:: Work to complete ::
Report each line of the listing that contains the word "image", copying every such line in full.

:: Extracted entries ::
***

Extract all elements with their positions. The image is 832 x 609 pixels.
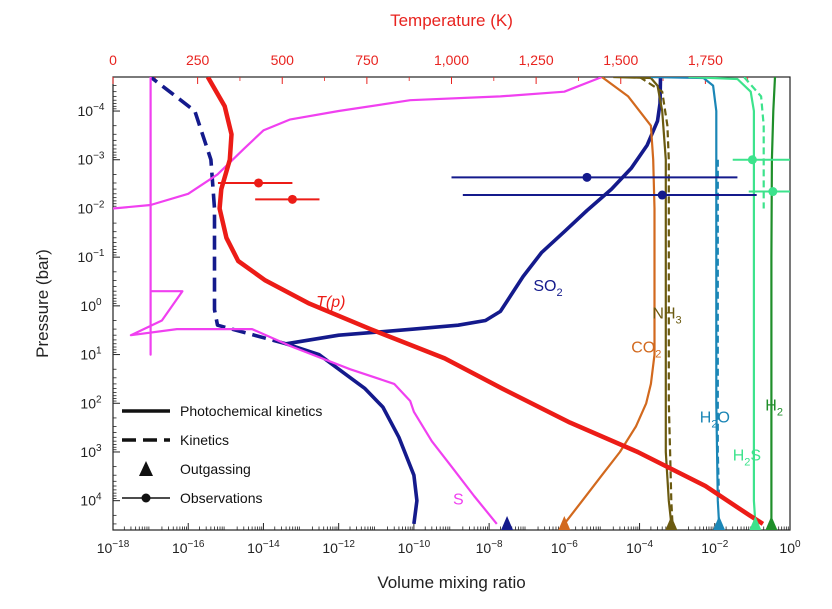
- legend-label-kinetics: Kinetics: [180, 432, 229, 448]
- outgassing-marker: [665, 516, 678, 530]
- x-tick-label: 10−10: [398, 539, 431, 556]
- x2-axis-title: Temperature (K): [390, 11, 513, 30]
- series-label-tp: T(p): [316, 294, 345, 311]
- x-axis-title: Volume mixing ratio: [377, 573, 525, 592]
- series-line-nh3-kinetics-: [639, 77, 674, 524]
- y-tick-label: 104: [80, 492, 102, 509]
- series-layer: [113, 77, 777, 526]
- x2-tick-label: 1,750: [688, 52, 723, 68]
- x2-tick-label: 250: [186, 52, 210, 68]
- series-line-s-upper-: [113, 77, 603, 210]
- series-line-h2s: [688, 77, 757, 524]
- x2-tick-label: 500: [271, 52, 295, 68]
- x-tick-label: 100: [779, 539, 801, 556]
- x-tick-label: 10−4: [626, 539, 653, 556]
- x2-tick-label: 0: [109, 52, 117, 68]
- x2-tick-label: 1,000: [434, 52, 469, 68]
- series-label-so2-photochemical-kinetics-: SO2: [533, 278, 562, 299]
- observation-point: [287, 194, 297, 204]
- axes-layer: 10−18 10−16 10−14 10−12 10−10 10−8 10−6 10−4 10−…: [33, 11, 801, 592]
- x2-tick-label: 1,250: [519, 52, 554, 68]
- markers-layer: [217, 155, 790, 530]
- x2-tick-label: 750: [355, 52, 379, 68]
- y-tick-label: 102: [80, 394, 102, 411]
- y-axis-title: Pressure (bar): [33, 249, 52, 358]
- observation-point: [254, 178, 264, 188]
- series-line-t-p-: [205, 77, 765, 526]
- series-line-s: [129, 77, 498, 525]
- observation-point: [768, 187, 778, 197]
- series-line-h2s-kinetics-: [743, 77, 765, 209]
- legend-label-outgassing: Outgassing: [180, 461, 251, 477]
- series-line-h2o-kinetics-: [716, 159, 721, 501]
- legend-observation-dot: [141, 493, 151, 503]
- series-line-so2-kinetics-: [149, 77, 287, 346]
- series-line-so2-photochemical-kinetics-: [284, 77, 663, 525]
- outgassing-marker: [501, 516, 514, 530]
- legend-label-photochemical: Photochemical kinetics: [180, 403, 322, 419]
- y-tick-label: 103: [80, 443, 102, 460]
- series-label-h2s: H2S: [733, 448, 761, 469]
- x-tick-label: 10−16: [172, 539, 205, 556]
- legend-triangle: [139, 461, 153, 476]
- legend-label-observations: Observations: [180, 490, 262, 506]
- series-label-co2: CO2: [631, 339, 661, 360]
- y-tick-label: 10−3: [78, 151, 105, 168]
- y-tick-label: 100: [80, 297, 102, 314]
- outgassing-marker: [713, 516, 726, 530]
- legend: Photochemical kinetics Kinetics Outgassing…: [122, 403, 322, 506]
- x-tick-label: 10−18: [97, 539, 130, 556]
- y-tick-label: 101: [80, 346, 102, 363]
- observation-point: [657, 190, 667, 200]
- x-tick-label: 10−2: [701, 539, 728, 556]
- outgassing-marker: [765, 516, 778, 530]
- outgassing-marker: [558, 516, 571, 530]
- series-label-nh3: NH3: [652, 305, 681, 326]
- series-line-co2: [563, 77, 656, 525]
- series-line-nh3: [613, 77, 673, 525]
- outgassing-marker: [749, 516, 762, 530]
- series-line-h2o: [650, 77, 721, 524]
- series-label-h2o: H2O: [700, 410, 730, 431]
- x-tick-label: 10−12: [322, 539, 355, 556]
- observation-point: [747, 155, 757, 165]
- series-label-s: S: [453, 492, 464, 509]
- x2-tick-label: 1,500: [603, 52, 638, 68]
- series-line-h2: [770, 77, 777, 524]
- y-tick-label: 10−2: [78, 199, 105, 216]
- y-tick-label: 10−1: [78, 248, 105, 265]
- series-label-h2: H2: [765, 397, 783, 418]
- observation-point: [582, 172, 592, 182]
- x-tick-label: 10−6: [551, 539, 578, 556]
- x-tick-label: 10−8: [476, 539, 503, 556]
- y-tick-label: 10−4: [78, 102, 105, 119]
- x-tick-label: 10−14: [247, 539, 280, 556]
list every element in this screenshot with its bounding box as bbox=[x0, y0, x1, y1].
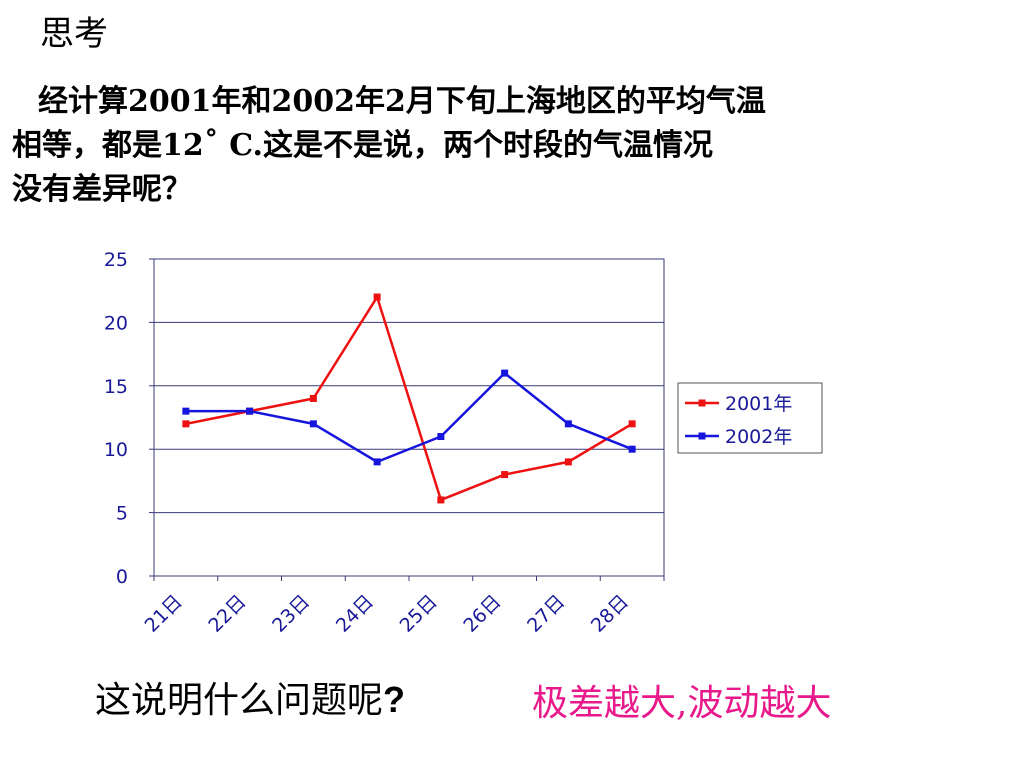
legend-label-0: 2001年 bbox=[725, 393, 792, 415]
plot-area bbox=[153, 258, 665, 577]
data-point-s0-6 bbox=[564, 458, 572, 466]
x-tick-label-6: 27日 bbox=[523, 591, 569, 637]
data-point-s0-3 bbox=[373, 293, 381, 301]
legend-marker-0 bbox=[698, 399, 706, 407]
x-tick-label-0: 21日 bbox=[141, 591, 187, 637]
data-point-s1-4 bbox=[437, 433, 445, 441]
legend-box bbox=[677, 382, 823, 454]
data-point-s0-0 bbox=[182, 420, 190, 428]
x-tick-label-7: 28日 bbox=[587, 591, 633, 637]
question-line-3: 没有差异呢？ bbox=[12, 172, 192, 207]
question-paragraph: 经计算2001年和2002年2月下旬上海地区的平均气温 相等，都是12˚ C.这… bbox=[12, 80, 992, 212]
question-line-2: 相等，都是12˚ C.这是不是说，两个时段的气温情况 bbox=[12, 128, 713, 163]
data-point-s0-2 bbox=[309, 394, 317, 402]
x-tick-label-5: 26日 bbox=[459, 591, 505, 637]
data-point-s1-1 bbox=[246, 407, 254, 415]
bottom-question: 这说明什么问题呢? bbox=[95, 676, 405, 725]
y-tick-label-5: 25 bbox=[104, 249, 128, 271]
data-point-s0-5 bbox=[501, 471, 509, 479]
series-line-1 bbox=[185, 371, 633, 464]
bottom-question-text: 这说明什么问题呢 bbox=[95, 680, 384, 721]
data-point-s1-5 bbox=[501, 369, 509, 377]
data-point-s0-7 bbox=[628, 420, 636, 428]
y-tick-label-0: 0 bbox=[116, 566, 128, 588]
legend-label-1: 2002年 bbox=[725, 426, 792, 448]
y-tick-label-2: 10 bbox=[104, 439, 128, 461]
data-point-s1-6 bbox=[564, 420, 572, 428]
x-tick-label-3: 24日 bbox=[332, 591, 378, 637]
y-tick-label-1: 5 bbox=[116, 503, 128, 525]
y-tick-label-3: 15 bbox=[104, 376, 128, 398]
x-tick-label-2: 23日 bbox=[268, 591, 314, 637]
y-tick-label-4: 20 bbox=[104, 312, 128, 334]
data-point-s1-2 bbox=[309, 420, 317, 428]
data-point-s1-3 bbox=[373, 458, 381, 466]
series-line-0 bbox=[185, 295, 633, 502]
bottom-question-mark: ? bbox=[383, 679, 406, 720]
data-point-s1-0 bbox=[182, 407, 190, 415]
slide-heading: 思考 bbox=[40, 14, 108, 54]
data-point-s1-7 bbox=[628, 445, 636, 453]
answer-text: 极差越大,波动越大 bbox=[532, 683, 832, 724]
legend-marker-1 bbox=[698, 432, 706, 440]
x-tick-label-4: 25日 bbox=[396, 591, 442, 637]
question-line-1: 经计算2001年和2002年2月下旬上海地区的平均气温 bbox=[38, 84, 766, 119]
data-point-s0-4 bbox=[437, 496, 445, 504]
x-tick-label-1: 22日 bbox=[204, 591, 250, 637]
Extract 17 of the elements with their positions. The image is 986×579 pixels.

***

:: Completed exercise ::
Extract all elements with their positions. The image is 832 x 609 pixels.
Extract 17 of the elements with their positions. The image is 986×579 pixels.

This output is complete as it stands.